■ Explorar el material:
**1.** Responde estas preguntas sobre el texto acerca del coronavirus en la Argentina:
(a) ¿Bajo qué lema se producía la destrucción desenfrenada del planeta?
(b) ¿En qué áreas eran especialistas las personas que convoca el gobierno?
(c) ¿Qué anuncia el Presidente que no va a anteponer a la vida de las personas?
**2.** Escribe la continuación del texto sobre el coronavirus en la Argentina a partir de su última oración.

■ Texto proporcionado:
********************

Los costos están a la vista, un planeta devastado, frágil, empobrecido y a merced de este enemigo invisible. Avanzábamos a máxima velocidad hacia el precipicio, la creciente desigualdad en la distribución de la riqueza, la prédica incesante de reducir el Estado a su mínima expresión, el reemplazo del trabajo por tecnología, el individualismo como dogma universalizado, la educación como especialización para la producción y no como herramienta de superación y trascendencia, la destrucción desenfrenada del planeta bajo el lema producir y competir.

Avanzábamos a máxima velocidad hacia el precipicio, la creciente desigualdad en la distribución de la riqueza, la prédica incesante de reducir el Estado a su mínima expresión

Así los estados dejaron de planificar e intervenir en las cuestiones trascendentes de la vida de los seres humanos como la salud y se le dio plena libertad a la mano invisible del mercado, que por supuesto sólo se ocupa de aquello que maximiza ganancias en el menor tiempo posible. Se impusieron los planes costosísimos de salud privada, la investigación de laboratorios que venden sus patentes a precios exorbitantes que resultan inalcanzables para la mayoría, el Estado sólo mirando y dejando hacer. Esta descripción global aproximada refleja en parte la realidad de nuestro país, con algunas características profundizadas para peor y otras levemente para mejor.

Venimos de años convulsionados, con un fuerte antagonismo que divide a la sociedad casi en mitades, donde la crispación, la intolerancia, la descalificación, la denostación, son la moneda corriente; una comunidad fracturada. En este contexto asume el gobierno de Alberto Fernández y casi antes de empezar nos llega el fenómeno del Coronavirus; estábamos en condiciones ideales para la desintegración y el sálvese quien pueda, pero no. Por el contrario, el gobierno convoca a los mejores especialistas en salud pública, epidemiología, infectología. El flamante Presidente los escucha, resuelve tempranamente el aislamiento social obligatorio y anuncia que no va a anteponer la economía a la vida de las personas.

Este anuncio nos interpela desde lo mejor de cada uno, desde la pluralidad y la diversidad, la respuesta llega con el acompañamiento de los dirigentes propios, de la oposición, y de la mayoría de los ciudadanos dispuestos a dar su confianza a quien tiene la responsabilidad de gobernar y cuidarnos a todos, incluso a aquellos que no lo hemos votado.

********************

■ Extractos de datos:

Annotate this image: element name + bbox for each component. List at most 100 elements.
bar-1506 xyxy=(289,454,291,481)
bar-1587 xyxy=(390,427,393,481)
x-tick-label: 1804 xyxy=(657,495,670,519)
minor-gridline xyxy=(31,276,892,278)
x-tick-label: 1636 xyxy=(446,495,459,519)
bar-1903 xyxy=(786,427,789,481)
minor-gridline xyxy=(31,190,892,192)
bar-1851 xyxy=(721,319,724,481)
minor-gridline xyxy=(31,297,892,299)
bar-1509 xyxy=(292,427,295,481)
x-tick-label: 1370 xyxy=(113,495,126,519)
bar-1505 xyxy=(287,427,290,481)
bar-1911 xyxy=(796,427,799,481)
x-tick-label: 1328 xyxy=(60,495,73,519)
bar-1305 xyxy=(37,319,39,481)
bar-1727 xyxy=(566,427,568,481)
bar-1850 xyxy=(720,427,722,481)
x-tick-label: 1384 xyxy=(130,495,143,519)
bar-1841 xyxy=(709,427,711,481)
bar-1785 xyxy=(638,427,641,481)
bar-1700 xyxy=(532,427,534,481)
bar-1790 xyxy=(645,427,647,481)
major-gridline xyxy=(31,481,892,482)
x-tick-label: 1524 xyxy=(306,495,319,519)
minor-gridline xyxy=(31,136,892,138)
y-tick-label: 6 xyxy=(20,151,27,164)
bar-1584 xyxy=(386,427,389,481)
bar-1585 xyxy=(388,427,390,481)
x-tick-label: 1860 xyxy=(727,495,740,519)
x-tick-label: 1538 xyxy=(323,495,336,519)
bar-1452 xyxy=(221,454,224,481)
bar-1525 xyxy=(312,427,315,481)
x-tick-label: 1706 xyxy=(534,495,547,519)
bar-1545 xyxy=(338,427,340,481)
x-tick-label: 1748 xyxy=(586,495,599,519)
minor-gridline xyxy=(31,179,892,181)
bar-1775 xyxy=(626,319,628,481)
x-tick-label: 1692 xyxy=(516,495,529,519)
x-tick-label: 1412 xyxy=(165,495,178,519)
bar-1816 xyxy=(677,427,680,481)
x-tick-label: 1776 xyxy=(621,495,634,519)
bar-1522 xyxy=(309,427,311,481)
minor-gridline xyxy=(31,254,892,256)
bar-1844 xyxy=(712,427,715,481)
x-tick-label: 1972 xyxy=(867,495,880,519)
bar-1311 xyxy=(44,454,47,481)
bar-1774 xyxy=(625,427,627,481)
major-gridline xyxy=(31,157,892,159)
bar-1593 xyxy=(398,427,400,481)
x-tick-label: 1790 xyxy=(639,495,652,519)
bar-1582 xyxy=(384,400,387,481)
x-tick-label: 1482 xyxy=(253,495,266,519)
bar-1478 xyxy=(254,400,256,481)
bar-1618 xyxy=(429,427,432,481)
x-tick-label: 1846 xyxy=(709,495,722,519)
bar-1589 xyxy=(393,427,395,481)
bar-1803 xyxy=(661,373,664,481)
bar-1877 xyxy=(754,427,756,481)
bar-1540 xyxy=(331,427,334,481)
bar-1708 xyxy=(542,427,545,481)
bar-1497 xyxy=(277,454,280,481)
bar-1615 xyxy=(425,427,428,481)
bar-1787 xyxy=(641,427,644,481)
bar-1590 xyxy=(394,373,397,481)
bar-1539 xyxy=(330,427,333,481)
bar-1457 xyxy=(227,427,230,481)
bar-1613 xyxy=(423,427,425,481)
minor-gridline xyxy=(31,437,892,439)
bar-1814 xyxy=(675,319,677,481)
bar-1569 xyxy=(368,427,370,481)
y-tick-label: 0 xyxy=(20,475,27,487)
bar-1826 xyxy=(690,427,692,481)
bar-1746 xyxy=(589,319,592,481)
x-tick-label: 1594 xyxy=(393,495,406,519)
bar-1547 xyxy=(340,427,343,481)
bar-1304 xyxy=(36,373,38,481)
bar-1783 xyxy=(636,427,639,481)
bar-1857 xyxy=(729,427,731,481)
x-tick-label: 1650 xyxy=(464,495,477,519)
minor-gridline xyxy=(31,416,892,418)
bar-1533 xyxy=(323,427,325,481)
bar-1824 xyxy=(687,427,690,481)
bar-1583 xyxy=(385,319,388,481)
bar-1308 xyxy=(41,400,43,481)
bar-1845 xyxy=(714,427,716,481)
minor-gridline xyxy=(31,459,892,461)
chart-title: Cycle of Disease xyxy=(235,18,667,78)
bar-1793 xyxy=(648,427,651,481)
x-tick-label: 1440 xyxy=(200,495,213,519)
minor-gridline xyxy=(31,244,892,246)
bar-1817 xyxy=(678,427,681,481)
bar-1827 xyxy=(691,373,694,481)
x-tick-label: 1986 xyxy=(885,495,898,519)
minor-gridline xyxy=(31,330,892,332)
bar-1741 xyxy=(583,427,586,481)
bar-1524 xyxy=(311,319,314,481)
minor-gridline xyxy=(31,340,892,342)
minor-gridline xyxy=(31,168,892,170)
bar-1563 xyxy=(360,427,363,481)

********************

■ Respuestas por tarea:
**1.**
(a) Bajo el lema "producir y competir".
(b) En salud pública, epidemiología e infectología.
(c) La economía.

**2.**
Se monta en la Argentina un nuevo escenario donde las cosas empiezan a parecer normales y allí concurren todos quienes tienen la responsabilidad de gobernar sin distinción de qué lado de la fractura estaban. Se dispone una batería de medidas para reforzar el sistema de salud, y para dar asistencia a los vulnerables que se cuentan de a millones, todo parece encaminarse a dar una batalla sin cuartel a la pandemia, sin saber de antemano ni poder predecir cuál será el daño al final del camino.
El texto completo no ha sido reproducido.